| GIVEN DATA |
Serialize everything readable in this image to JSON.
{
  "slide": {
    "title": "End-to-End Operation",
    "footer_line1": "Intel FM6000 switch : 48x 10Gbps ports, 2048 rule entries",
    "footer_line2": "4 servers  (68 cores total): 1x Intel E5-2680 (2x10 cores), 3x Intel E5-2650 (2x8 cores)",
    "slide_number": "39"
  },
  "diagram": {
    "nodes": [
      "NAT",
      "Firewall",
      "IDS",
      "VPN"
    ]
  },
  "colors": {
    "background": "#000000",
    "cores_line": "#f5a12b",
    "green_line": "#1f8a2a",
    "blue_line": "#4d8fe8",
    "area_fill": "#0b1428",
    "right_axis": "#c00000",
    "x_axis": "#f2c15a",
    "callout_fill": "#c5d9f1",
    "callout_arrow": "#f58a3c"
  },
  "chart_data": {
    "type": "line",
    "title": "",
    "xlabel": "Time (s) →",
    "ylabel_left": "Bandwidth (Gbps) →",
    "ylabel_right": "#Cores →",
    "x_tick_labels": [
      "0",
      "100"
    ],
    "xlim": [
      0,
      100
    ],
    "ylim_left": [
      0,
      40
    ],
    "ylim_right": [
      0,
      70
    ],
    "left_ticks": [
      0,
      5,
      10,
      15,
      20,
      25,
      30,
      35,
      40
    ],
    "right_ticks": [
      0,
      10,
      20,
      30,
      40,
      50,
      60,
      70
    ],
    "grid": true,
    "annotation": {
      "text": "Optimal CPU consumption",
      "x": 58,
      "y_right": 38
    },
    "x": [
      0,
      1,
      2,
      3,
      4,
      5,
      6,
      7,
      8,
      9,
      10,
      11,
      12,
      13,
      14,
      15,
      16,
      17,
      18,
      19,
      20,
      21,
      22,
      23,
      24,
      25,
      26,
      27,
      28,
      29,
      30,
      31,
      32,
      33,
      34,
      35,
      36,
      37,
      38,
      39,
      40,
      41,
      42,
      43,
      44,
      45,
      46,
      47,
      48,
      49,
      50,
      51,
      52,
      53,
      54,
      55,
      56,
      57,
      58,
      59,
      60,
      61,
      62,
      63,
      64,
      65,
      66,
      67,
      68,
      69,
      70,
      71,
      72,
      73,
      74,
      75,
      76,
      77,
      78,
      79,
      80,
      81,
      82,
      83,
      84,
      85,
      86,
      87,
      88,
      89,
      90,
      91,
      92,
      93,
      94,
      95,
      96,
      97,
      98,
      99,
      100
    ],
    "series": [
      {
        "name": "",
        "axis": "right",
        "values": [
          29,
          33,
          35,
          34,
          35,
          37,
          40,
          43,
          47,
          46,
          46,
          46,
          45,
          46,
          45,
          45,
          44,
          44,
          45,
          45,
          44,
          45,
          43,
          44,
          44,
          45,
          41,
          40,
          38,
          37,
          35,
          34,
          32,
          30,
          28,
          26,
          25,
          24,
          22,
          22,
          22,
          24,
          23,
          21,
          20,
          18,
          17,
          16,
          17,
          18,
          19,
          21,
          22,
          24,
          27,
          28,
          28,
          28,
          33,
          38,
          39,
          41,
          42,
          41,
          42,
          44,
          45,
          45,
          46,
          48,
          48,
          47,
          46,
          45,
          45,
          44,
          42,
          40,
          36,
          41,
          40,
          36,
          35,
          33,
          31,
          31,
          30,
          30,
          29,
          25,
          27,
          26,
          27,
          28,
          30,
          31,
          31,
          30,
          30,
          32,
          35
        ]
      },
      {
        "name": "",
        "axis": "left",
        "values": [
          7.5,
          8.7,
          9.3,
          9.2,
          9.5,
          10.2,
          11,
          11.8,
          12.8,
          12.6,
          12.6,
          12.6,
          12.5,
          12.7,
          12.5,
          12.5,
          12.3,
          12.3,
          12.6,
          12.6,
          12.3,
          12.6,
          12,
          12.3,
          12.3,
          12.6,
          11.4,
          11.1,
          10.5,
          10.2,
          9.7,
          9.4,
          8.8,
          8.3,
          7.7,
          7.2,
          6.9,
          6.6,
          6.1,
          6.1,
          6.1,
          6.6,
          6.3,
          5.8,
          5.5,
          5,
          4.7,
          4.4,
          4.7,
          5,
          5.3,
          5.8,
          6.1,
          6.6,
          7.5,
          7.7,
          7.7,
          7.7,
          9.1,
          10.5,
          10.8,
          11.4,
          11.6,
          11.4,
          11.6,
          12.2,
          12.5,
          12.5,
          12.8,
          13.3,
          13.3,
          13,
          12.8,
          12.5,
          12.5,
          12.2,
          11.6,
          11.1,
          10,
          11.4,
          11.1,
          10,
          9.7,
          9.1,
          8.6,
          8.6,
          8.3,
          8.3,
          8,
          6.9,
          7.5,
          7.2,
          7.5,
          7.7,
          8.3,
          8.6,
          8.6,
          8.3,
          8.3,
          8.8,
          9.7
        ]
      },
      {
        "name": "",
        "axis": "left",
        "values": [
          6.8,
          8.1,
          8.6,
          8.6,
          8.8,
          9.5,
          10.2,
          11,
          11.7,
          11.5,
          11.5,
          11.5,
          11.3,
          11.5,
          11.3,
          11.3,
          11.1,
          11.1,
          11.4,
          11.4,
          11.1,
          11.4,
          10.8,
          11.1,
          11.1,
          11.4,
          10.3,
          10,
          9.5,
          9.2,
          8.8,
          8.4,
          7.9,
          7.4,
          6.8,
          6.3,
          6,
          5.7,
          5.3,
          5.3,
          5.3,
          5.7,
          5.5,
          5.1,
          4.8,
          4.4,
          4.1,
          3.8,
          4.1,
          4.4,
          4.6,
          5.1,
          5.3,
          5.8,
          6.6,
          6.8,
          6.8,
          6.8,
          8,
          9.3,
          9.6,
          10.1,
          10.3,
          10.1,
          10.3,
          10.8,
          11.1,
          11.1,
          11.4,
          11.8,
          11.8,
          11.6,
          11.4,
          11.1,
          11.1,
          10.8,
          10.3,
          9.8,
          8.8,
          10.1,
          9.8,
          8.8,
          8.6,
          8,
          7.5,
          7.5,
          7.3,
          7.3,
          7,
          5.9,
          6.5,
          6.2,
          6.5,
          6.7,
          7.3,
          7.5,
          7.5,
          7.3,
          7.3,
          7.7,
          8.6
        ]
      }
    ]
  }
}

| WRITTEN PROBLEM |
Every entry should be printed again exactly as it stands.

| TASK RESPONSE |
Serialize everything readable in this image to JSON.
{
  "slide": {
    "title": "End-to-End Operation",
    "footer_line1": "Intel FM6000 switch : 48x 10Gbps ports, 2048 rule entries",
    "footer_line2": "4 servers  (68 cores total): 1x Intel E5-2680 (2x10 cores), 3x Intel E5-2650 (2x8 cores)",
    "slide_number": "39"
  },
  "diagram": {
    "nodes": [
      "NAT",
      "Firewall",
      "IDS",
      "VPN"
    ]
  },
  "colors": {
    "background": "#000000",
    "cores_line": "#f5a12b",
    "green_line": "#1f8a2a",
    "blue_line": "#4d8fe8",
    "area_fill": "#0b1428",
    "right_axis": "#c00000",
    "x_axis": "#f2c15a",
    "callout_fill": "#c5d9f1",
    "callout_arrow": "#f58a3c"
  },
  "chart_data": {
    "type": "line",
    "title": "",
    "xlabel": "Time (s) →",
    "ylabel_left": "Bandwidth (Gbps) →",
    "ylabel_right": "#Cores →",
    "x_tick_labels": [
      "0",
      "100"
    ],
    "xlim": [
      0,
      100
    ],
    "ylim_left": [
      0,
      40
    ],
    "ylim_right": [
      0,
      70
    ],
    "left_ticks": [
      0,
      5,
      10,
      15,
      20,
      25,
      30,
      35,
      40
    ],
    "right_ticks": [
      0,
      10,
      20,
      30,
      40,
      50,
      60,
      70
    ],
    "grid": true,
    "annotation": {
      "text": "Optimal CPU consumption",
      "x": 58,
      "y_right": 38
    },
    "x": [
      0,
      1,
      2,
      3,
      4,
      5,
      6,
      7,
      8,
      9,
      10,
      11,
      12,
      13,
      14,
      15,
      16,
      17,
      18,
      19,
      20,
      21,
      22,
      23,
      24,
      25,
      26,
      27,
      28,
      29,
      30,
      31,
      32,
      33,
      34,
      35,
      36,
      37,
      38,
      39,
      40,
      41,
      42,
      43,
      44,
      45,
      46,
      47,
      48,
      49,
      50,
      51,
      52,
      53,
      54,
      55,
      56,
      57,
      58,
      59,
      60,
      61,
      62,
      63,
      64,
      65,
      66,
      67,
      68,
      69,
      70,
      71,
      72,
      73,
      74,
      75,
      76,
      77,
      78,
      79,
      80,
      81,
      82,
      83,
      84,
      85,
      86,
      87,
      88,
      89,
      90,
      91,
      92,
      93,
      94,
      95,
      96,
      97,
      98,
      99,
      100
    ],
    "series": [
      {
        "name": "",
        "axis": "right",
        "values": [
          29,
          33,
          35,
          34,
          35,
          37,
          40,
          43,
          47,
          46,
          46,
          46,
          45,
          46,
          45,
          45,
          44,
          44,
          45,
          45,
          44,
          45,
          43,
          44,
          44,
          45,
          41,
          40,
          38,
          37,
          35,
          34,
          32,
          30,
          28,
          26,
          25,
          24,
          22,
          22,
          22,
          24,
          23,
          21,
          20,
          18,
          17,
          16,
          17,
          18,
          19,
          21,
          22,
          24,
          27,
          28,
          28,
          28,
          33,
          38,
          39,
          41,
          42,
          41,
          42,
          44,
          45,
          45,
          46,
          48,
          48,
          47,
          46,
          45,
          45,
          44,
          42,
          40,
          36,
          41,
          40,
          36,
          35,
          33,
          31,
          31,
          30,
          30,
          29,
          25,
          27,
          26,
          27,
          28,
          30,
          31,
          31,
          30,
          30,
          32,
          35
        ]
      },
      {
        "name": "",
        "axis": "left",
        "values": [
          7.5,
          8.7,
          9.3,
          9.2,
          9.5,
          10.2,
          11,
          11.8,
          12.8,
          12.6,
          12.6,
          12.6,
          12.5,
          12.7,
          12.5,
          12.5,
          12.3,
          12.3,
          12.6,
          12.6,
          12.3,
          12.6,
          12,
          12.3,
          12.3,
          12.6,
          11.4,
          11.1,
          10.5,
          10.2,
          9.7,
          9.4,
          8.8,
          8.3,
          7.7,
          7.2,
          6.9,
          6.6,
          6.1,
          6.1,
          6.1,
          6.6,
          6.3,
          5.8,
          5.5,
          5,
          4.7,
          4.4,
          4.7,
          5,
          5.3,
          5.8,
          6.1,
          6.6,
          7.5,
          7.7,
          7.7,
          7.7,
          9.1,
          10.5,
          10.8,
          11.4,
          11.6,
          11.4,
          11.6,
          12.2,
          12.5,
          12.5,
          12.8,
          13.3,
          13.3,
          13,
          12.8,
          12.5,
          12.5,
          12.2,
          11.6,
          11.1,
          10,
          11.4,
          11.1,
          10,
          9.7,
          9.1,
          8.6,
          8.6,
          8.3,
          8.3,
          8,
          6.9,
          7.5,
          7.2,
          7.5,
          7.7,
          8.3,
          8.6,
          8.6,
          8.3,
          8.3,
          8.8,
          9.7
        ]
      },
      {
        "name": "",
        "axis": "left",
        "values": [
          6.8,
          8.1,
          8.6,
          8.6,
          8.8,
          9.5,
          10.2,
          11,
          11.7,
          11.5,
          11.5,
          11.5,
          11.3,
          11.5,
          11.3,
          11.3,
          11.1,
          11.1,
          11.4,
          11.4,
          11.1,
          11.4,
          10.8,
          11.1,
          11.1,
          11.4,
          10.3,
          10,
          9.5,
          9.2,
          8.8,
          8.4,
          7.9,
          7.4,
          6.8,
          6.3,
          6,
          5.7,
          5.3,
          5.3,
          5.3,
          5.7,
          5.5,
          5.1,
          4.8,
          4.4,
          4.1,
          3.8,
          4.1,
          4.4,
          4.6,
          5.1,
          5.3,
          5.8,
          6.6,
          6.8,
          6.8,
          6.8,
          8,
          9.3,
          9.6,
          10.1,
          10.3,
          10.1,
          10.3,
          10.8,
          11.1,
          11.1,
          11.4,
          11.8,
          11.8,
          11.6,
          11.4,
          11.1,
          11.1,
          10.8,
          10.3,
          9.8,
          8.8,
          10.1,
          9.8,
          8.8,
          8.6,
          8,
          7.5,
          7.5,
          7.3,
          7.3,
          7,
          5.9,
          6.5,
          6.2,
          6.5,
          6.7,
          7.3,
          7.5,
          7.5,
          7.3,
          7.3,
          7.7,
          8.6
        ]
      }
    ]
  }
}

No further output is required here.